— start of Material for this exercise —

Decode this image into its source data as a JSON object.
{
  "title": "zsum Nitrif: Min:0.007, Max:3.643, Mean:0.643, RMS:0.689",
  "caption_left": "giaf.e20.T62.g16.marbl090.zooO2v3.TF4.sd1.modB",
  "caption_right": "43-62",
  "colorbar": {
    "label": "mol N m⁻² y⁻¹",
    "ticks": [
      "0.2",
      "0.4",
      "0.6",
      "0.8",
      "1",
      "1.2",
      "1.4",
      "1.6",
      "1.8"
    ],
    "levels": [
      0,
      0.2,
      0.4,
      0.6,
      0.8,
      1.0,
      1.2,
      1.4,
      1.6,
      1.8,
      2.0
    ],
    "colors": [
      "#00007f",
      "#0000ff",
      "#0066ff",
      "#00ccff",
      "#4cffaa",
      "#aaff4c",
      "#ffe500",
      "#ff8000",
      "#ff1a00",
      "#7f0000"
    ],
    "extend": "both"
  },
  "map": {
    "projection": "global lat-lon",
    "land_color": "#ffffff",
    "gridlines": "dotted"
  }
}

— end of Material for this exercise —
— start of Material for this exercise —

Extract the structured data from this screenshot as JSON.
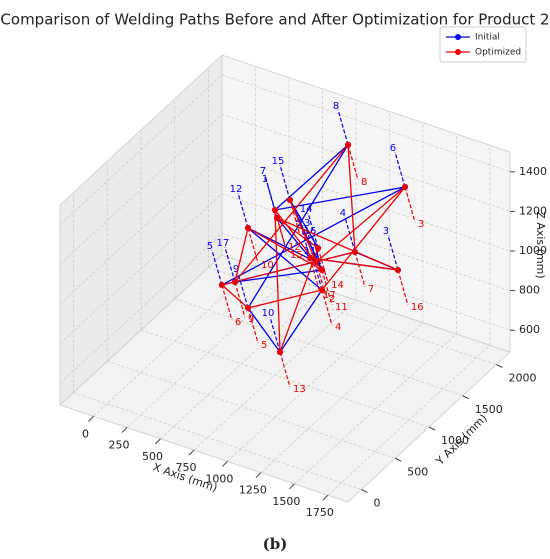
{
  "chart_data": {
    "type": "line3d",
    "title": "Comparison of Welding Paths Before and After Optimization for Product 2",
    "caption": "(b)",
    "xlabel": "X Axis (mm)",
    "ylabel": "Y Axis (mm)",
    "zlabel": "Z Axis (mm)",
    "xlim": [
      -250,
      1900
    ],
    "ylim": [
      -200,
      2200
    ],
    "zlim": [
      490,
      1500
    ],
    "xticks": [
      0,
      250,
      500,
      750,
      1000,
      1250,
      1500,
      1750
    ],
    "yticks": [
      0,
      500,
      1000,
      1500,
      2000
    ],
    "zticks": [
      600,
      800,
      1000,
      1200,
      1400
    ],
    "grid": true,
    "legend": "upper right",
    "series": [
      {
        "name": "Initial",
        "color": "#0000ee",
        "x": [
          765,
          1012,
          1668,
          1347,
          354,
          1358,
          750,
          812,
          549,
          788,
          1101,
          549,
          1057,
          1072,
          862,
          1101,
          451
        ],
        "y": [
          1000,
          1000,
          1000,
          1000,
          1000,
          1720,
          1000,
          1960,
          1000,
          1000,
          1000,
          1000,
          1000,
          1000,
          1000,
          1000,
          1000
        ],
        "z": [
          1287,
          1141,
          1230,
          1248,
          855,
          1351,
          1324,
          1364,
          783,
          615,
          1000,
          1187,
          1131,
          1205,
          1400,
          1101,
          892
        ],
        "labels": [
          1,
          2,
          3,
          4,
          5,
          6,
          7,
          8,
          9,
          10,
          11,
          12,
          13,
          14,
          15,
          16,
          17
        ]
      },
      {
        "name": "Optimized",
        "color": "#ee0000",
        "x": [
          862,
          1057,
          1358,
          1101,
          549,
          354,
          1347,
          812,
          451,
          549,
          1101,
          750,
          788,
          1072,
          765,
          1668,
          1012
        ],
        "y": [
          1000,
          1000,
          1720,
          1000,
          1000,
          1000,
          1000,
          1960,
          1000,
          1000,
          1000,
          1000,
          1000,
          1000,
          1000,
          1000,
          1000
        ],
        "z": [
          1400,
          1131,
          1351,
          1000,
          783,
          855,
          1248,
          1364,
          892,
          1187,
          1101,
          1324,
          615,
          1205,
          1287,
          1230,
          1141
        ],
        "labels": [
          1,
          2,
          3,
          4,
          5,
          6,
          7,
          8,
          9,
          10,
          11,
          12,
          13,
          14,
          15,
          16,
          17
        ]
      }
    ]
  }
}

— end of Material for this exercise —
— start of Material for this exercise —

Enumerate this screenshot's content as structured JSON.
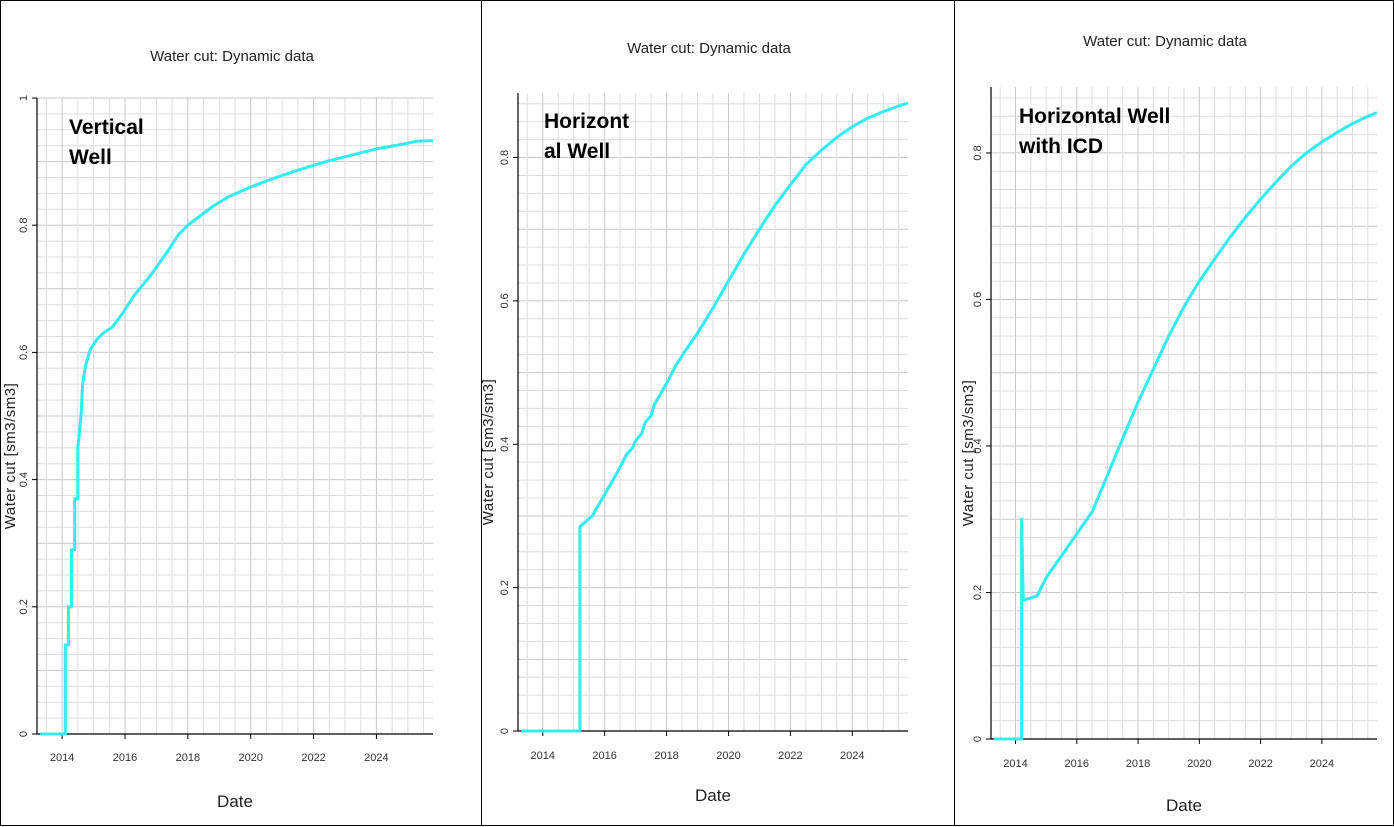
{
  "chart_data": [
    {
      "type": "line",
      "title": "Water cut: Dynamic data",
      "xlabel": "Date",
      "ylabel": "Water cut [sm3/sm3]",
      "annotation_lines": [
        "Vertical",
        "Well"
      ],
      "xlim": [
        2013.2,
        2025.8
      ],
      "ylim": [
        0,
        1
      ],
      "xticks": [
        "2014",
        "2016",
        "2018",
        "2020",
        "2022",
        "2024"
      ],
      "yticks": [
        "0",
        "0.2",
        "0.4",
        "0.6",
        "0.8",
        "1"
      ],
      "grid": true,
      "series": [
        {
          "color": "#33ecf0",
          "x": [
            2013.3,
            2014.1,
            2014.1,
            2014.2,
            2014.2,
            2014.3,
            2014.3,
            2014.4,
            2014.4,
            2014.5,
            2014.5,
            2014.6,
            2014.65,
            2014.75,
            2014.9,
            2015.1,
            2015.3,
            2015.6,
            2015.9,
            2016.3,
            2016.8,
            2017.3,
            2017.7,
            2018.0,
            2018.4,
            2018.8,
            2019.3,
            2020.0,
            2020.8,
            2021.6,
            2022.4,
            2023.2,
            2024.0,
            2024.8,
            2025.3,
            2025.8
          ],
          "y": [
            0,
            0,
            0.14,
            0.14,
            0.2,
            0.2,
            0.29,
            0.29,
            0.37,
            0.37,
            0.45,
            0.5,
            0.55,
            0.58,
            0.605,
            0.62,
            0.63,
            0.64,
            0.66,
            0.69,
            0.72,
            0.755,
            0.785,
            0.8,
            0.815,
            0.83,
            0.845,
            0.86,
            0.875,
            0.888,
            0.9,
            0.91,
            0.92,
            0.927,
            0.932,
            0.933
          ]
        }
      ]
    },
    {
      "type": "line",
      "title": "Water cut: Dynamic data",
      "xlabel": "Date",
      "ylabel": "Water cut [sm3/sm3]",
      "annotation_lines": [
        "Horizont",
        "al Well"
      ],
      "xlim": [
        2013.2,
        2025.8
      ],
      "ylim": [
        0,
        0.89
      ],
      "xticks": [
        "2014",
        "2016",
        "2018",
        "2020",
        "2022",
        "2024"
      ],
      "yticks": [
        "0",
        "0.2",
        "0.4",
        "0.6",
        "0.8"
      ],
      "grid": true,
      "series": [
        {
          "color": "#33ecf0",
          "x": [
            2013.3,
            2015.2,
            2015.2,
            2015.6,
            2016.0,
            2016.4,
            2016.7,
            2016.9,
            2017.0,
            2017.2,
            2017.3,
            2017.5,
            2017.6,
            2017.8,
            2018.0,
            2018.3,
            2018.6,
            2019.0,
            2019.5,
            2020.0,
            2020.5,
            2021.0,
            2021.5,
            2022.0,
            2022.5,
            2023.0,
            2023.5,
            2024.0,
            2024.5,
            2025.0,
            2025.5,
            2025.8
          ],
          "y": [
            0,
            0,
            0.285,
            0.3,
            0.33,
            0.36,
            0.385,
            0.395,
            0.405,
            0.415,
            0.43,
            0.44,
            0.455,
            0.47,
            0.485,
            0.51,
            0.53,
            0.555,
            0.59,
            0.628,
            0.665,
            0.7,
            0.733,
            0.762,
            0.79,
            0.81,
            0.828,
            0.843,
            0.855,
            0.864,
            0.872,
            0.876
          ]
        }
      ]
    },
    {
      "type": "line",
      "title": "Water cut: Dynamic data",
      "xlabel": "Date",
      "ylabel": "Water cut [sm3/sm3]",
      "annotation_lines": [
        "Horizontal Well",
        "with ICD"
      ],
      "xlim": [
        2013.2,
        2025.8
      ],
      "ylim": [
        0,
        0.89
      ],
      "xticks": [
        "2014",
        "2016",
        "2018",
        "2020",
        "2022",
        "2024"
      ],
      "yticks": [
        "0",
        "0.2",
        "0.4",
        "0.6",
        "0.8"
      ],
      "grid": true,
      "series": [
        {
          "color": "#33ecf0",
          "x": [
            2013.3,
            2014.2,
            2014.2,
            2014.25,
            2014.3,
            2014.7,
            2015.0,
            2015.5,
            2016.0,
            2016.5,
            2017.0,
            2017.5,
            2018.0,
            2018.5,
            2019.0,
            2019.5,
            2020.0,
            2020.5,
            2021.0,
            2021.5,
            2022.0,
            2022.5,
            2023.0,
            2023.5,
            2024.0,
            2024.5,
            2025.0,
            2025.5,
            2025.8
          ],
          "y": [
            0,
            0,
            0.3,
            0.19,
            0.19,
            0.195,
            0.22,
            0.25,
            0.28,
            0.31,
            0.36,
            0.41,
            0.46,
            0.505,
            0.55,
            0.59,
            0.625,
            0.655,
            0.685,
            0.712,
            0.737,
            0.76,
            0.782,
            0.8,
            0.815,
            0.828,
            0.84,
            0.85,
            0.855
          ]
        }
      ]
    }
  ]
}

— end of Material for this exercise —

_Aim of the exercise_: Show the lines of the records that contain the word "JSON".

_Output for this task_:
Decode this image into its source data as a JSON object.
Extract the structured data from this screenshot as JSON.
Enumerate this screenshot's content as structured JSON.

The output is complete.